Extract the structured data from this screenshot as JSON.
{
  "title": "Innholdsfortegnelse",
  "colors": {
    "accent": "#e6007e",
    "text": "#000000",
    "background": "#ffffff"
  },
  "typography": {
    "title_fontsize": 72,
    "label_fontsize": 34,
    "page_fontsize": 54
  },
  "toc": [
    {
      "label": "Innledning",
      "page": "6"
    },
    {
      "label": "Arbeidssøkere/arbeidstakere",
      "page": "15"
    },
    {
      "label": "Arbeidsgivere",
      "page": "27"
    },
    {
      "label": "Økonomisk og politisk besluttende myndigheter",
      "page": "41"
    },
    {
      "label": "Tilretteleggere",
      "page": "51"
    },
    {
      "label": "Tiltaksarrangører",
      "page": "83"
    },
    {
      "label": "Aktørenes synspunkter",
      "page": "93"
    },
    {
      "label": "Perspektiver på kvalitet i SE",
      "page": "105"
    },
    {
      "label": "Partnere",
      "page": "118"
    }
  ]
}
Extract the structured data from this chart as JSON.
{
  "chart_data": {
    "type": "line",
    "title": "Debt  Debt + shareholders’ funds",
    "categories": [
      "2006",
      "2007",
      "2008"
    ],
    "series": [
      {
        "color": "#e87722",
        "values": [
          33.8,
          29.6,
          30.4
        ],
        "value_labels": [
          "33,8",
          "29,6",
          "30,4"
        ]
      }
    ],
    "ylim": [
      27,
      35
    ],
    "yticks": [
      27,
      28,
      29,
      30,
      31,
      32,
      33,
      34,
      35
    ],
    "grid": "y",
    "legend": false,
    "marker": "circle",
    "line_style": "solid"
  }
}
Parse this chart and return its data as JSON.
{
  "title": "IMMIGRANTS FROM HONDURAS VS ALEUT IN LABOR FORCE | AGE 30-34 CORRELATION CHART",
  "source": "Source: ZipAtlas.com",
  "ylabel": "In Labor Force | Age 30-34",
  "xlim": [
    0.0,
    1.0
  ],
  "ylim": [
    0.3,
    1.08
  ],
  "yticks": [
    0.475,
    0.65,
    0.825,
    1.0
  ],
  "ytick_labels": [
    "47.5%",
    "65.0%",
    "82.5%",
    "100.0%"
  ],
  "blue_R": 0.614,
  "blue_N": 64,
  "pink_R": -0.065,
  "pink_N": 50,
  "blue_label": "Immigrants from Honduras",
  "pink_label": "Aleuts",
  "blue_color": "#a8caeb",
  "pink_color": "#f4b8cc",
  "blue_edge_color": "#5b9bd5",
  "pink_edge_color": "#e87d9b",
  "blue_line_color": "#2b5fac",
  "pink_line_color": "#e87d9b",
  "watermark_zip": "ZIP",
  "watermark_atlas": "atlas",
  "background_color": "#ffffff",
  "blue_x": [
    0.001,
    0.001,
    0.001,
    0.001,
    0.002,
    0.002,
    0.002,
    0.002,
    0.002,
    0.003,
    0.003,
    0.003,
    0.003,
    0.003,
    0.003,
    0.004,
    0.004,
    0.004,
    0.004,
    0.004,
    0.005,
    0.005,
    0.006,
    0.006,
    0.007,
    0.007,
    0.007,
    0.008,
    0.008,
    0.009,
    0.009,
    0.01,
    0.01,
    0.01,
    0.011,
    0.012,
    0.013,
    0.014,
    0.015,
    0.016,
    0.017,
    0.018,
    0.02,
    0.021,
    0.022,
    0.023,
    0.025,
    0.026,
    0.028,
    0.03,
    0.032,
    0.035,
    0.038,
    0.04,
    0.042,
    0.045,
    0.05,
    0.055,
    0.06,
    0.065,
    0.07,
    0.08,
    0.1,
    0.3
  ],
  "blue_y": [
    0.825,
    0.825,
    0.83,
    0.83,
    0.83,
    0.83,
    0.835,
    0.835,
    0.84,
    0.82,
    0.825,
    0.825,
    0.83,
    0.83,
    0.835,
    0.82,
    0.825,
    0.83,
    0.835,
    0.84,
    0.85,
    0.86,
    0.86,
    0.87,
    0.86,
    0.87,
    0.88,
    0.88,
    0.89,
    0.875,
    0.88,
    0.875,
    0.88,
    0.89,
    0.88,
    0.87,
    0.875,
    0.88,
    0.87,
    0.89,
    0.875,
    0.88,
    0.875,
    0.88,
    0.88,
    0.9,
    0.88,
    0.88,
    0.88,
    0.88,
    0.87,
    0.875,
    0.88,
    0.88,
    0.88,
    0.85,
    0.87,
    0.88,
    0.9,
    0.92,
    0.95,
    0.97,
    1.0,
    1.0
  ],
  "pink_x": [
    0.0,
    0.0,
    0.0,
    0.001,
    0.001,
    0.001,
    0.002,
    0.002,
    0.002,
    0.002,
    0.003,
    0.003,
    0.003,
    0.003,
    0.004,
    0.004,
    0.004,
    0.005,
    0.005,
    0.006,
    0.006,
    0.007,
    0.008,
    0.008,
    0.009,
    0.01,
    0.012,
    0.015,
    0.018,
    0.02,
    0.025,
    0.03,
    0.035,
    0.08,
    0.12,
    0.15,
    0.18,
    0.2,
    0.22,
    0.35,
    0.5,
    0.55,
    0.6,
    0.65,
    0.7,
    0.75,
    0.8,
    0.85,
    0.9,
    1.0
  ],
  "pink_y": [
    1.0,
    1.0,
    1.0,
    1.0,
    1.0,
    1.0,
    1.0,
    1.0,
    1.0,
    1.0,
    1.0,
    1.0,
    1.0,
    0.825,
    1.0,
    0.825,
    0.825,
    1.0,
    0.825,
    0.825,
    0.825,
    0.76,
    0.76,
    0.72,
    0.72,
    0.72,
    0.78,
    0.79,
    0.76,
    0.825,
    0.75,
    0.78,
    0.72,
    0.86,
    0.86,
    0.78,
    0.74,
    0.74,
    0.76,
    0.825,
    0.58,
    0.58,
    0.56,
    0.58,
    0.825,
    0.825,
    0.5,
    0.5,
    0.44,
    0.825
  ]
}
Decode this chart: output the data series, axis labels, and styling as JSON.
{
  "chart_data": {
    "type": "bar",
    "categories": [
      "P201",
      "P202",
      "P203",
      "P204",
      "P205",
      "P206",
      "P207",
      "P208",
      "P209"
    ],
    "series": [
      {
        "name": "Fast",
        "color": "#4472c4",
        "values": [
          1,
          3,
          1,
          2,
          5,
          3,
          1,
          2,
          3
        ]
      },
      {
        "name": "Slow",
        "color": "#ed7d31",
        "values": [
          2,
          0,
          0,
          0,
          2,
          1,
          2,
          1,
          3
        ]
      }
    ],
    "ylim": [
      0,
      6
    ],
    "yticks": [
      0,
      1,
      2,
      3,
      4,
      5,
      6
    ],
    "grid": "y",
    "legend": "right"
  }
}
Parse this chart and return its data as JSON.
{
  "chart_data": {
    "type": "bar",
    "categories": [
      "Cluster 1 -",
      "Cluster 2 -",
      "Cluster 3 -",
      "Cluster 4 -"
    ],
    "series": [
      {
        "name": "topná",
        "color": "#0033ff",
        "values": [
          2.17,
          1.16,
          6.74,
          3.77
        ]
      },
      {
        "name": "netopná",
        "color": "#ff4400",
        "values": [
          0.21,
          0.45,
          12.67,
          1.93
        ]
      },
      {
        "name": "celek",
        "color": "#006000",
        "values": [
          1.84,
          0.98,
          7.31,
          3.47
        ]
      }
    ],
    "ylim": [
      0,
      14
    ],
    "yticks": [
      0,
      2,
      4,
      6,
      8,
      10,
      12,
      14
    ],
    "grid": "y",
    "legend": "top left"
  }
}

******

Written instruction
Please copy out each record, character for character.

Final result
Extract the structured data from this screenshot as JSON.
{
  "title": "Innholdsfortegnelse",
  "colors": {
    "accent": "#e6007e",
    "text": "#000000",
    "background": "#ffffff"
  },
  "typography": {
    "title_fontsize": 72,
    "label_fontsize": 34,
    "page_fontsize": 54
  },
  "toc": [
    {
      "label": "Innledning",
      "page": "6"
    },
    {
      "label": "Arbeidssøkere/arbeidstakere",
      "page": "15"
    },
    {
      "label": "Arbeidsgivere",
      "page": "27"
    },
    {
      "label": "Økonomisk og politisk besluttende myndigheter",
      "page": "41"
    },
    {
      "label": "Tilretteleggere",
      "page": "51"
    },
    {
      "label": "Tiltaksarrangører",
      "page": "83"
    },
    {
      "label": "Aktørenes synspunkter",
      "page": "93"
    },
    {
      "label": "Perspektiver på kvalitet i SE",
      "page": "105"
    },
    {
      "label": "Partnere",
      "page": "118"
    }
  ]
}
Extract the structured data from this chart as JSON.
{
  "chart_data": {
    "type": "line",
    "title": "Debt  Debt + shareholders’ funds",
    "categories": [
      "2006",
      "2007",
      "2008"
    ],
    "series": [
      {
        "color": "#e87722",
        "values": [
          33.8,
          29.6,
          30.4
        ],
        "value_labels": [
          "33,8",
          "29,6",
          "30,4"
        ]
      }
    ],
    "ylim": [
      27,
      35
    ],
    "yticks": [
      27,
      28,
      29,
      30,
      31,
      32,
      33,
      34,
      35
    ],
    "grid": "y",
    "legend": false,
    "marker": "circle",
    "line_style": "solid"
  }
}
Parse this chart and return its data as JSON.
{
  "title": "IMMIGRANTS FROM HONDURAS VS ALEUT IN LABOR FORCE | AGE 30-34 CORRELATION CHART",
  "source": "Source: ZipAtlas.com",
  "ylabel": "In Labor Force | Age 30-34",
  "xlim": [
    0.0,
    1.0
  ],
  "ylim": [
    0.3,
    1.08
  ],
  "yticks": [
    0.475,
    0.65,
    0.825,
    1.0
  ],
  "ytick_labels": [
    "47.5%",
    "65.0%",
    "82.5%",
    "100.0%"
  ],
  "blue_R": 0.614,
  "blue_N": 64,
  "pink_R": -0.065,
  "pink_N": 50,
  "blue_label": "Immigrants from Honduras",
  "pink_label": "Aleuts",
  "blue_color": "#a8caeb",
  "pink_color": "#f4b8cc",
  "blue_edge_color": "#5b9bd5",
  "pink_edge_color": "#e87d9b",
  "blue_line_color": "#2b5fac",
  "pink_line_color": "#e87d9b",
  "watermark_zip": "ZIP",
  "watermark_atlas": "atlas",
  "background_color": "#ffffff",
  "blue_x": [
    0.001,
    0.001,
    0.001,
    0.001,
    0.002,
    0.002,
    0.002,
    0.002,
    0.002,
    0.003,
    0.003,
    0.003,
    0.003,
    0.003,
    0.003,
    0.004,
    0.004,
    0.004,
    0.004,
    0.004,
    0.005,
    0.005,
    0.006,
    0.006,
    0.007,
    0.007,
    0.007,
    0.008,
    0.008,
    0.009,
    0.009,
    0.01,
    0.01,
    0.01,
    0.011,
    0.012,
    0.013,
    0.014,
    0.015,
    0.016,
    0.017,
    0.018,
    0.02,
    0.021,
    0.022,
    0.023,
    0.025,
    0.026,
    0.028,
    0.03,
    0.032,
    0.035,
    0.038,
    0.04,
    0.042,
    0.045,
    0.05,
    0.055,
    0.06,
    0.065,
    0.07,
    0.08,
    0.1,
    0.3
  ],
  "blue_y": [
    0.825,
    0.825,
    0.83,
    0.83,
    0.83,
    0.83,
    0.835,
    0.835,
    0.84,
    0.82,
    0.825,
    0.825,
    0.83,
    0.83,
    0.835,
    0.82,
    0.825,
    0.83,
    0.835,
    0.84,
    0.85,
    0.86,
    0.86,
    0.87,
    0.86,
    0.87,
    0.88,
    0.88,
    0.89,
    0.875,
    0.88,
    0.875,
    0.88,
    0.89,
    0.88,
    0.87,
    0.875,
    0.88,
    0.87,
    0.89,
    0.875,
    0.88,
    0.875,
    0.88,
    0.88,
    0.9,
    0.88,
    0.88,
    0.88,
    0.88,
    0.87,
    0.875,
    0.88,
    0.88,
    0.88,
    0.85,
    0.87,
    0.88,
    0.9,
    0.92,
    0.95,
    0.97,
    1.0,
    1.0
  ],
  "pink_x": [
    0.0,
    0.0,
    0.0,
    0.001,
    0.001,
    0.001,
    0.002,
    0.002,
    0.002,
    0.002,
    0.003,
    0.003,
    0.003,
    0.003,
    0.004,
    0.004,
    0.004,
    0.005,
    0.005,
    0.006,
    0.006,
    0.007,
    0.008,
    0.008,
    0.009,
    0.01,
    0.012,
    0.015,
    0.018,
    0.02,
    0.025,
    0.03,
    0.035,
    0.08,
    0.12,
    0.15,
    0.18,
    0.2,
    0.22,
    0.35,
    0.5,
    0.55,
    0.6,
    0.65,
    0.7,
    0.75,
    0.8,
    0.85,
    0.9,
    1.0
  ],
  "pink_y": [
    1.0,
    1.0,
    1.0,
    1.0,
    1.0,
    1.0,
    1.0,
    1.0,
    1.0,
    1.0,
    1.0,
    1.0,
    1.0,
    0.825,
    1.0,
    0.825,
    0.825,
    1.0,
    0.825,
    0.825,
    0.825,
    0.76,
    0.76,
    0.72,
    0.72,
    0.72,
    0.78,
    0.79,
    0.76,
    0.825,
    0.75,
    0.78,
    0.72,
    0.86,
    0.86,
    0.78,
    0.74,
    0.74,
    0.76,
    0.825,
    0.58,
    0.58,
    0.56,
    0.58,
    0.825,
    0.825,
    0.5,
    0.5,
    0.44,
    0.825
  ]
}
Decode this chart: output the data series, axis labels, and styling as JSON.
{
  "chart_data": {
    "type": "bar",
    "categories": [
      "P201",
      "P202",
      "P203",
      "P204",
      "P205",
      "P206",
      "P207",
      "P208",
      "P209"
    ],
    "series": [
      {
        "name": "Fast",
        "color": "#4472c4",
        "values": [
          1,
          3,
          1,
          2,
          5,
          3,
          1,
          2,
          3
        ]
      },
      {
        "name": "Slow",
        "color": "#ed7d31",
        "values": [
          2,
          0,
          0,
          0,
          2,
          1,
          2,
          1,
          3
        ]
      }
    ],
    "ylim": [
      0,
      6
    ],
    "yticks": [
      0,
      1,
      2,
      3,
      4,
      5,
      6
    ],
    "grid": "y",
    "legend": "right"
  }
}
Parse this chart and return its data as JSON.
{
  "chart_data": {
    "type": "bar",
    "categories": [
      "Cluster 1 -",
      "Cluster 2 -",
      "Cluster 3 -",
      "Cluster 4 -"
    ],
    "series": [
      {
        "name": "topná",
        "color": "#0033ff",
        "values": [
          2.17,
          1.16,
          6.74,
          3.77
        ]
      },
      {
        "name": "netopná",
        "color": "#ff4400",
        "values": [
          0.21,
          0.45,
          12.67,
          1.93
        ]
      },
      {
        "name": "celek",
        "color": "#006000",
        "values": [
          1.84,
          0.98,
          7.31,
          3.47
        ]
      }
    ],
    "ylim": [
      0,
      14
    ],
    "yticks": [
      0,
      2,
      4,
      6,
      8,
      10,
      12,
      14
    ],
    "grid": "y",
    "legend": "top left"
  }
}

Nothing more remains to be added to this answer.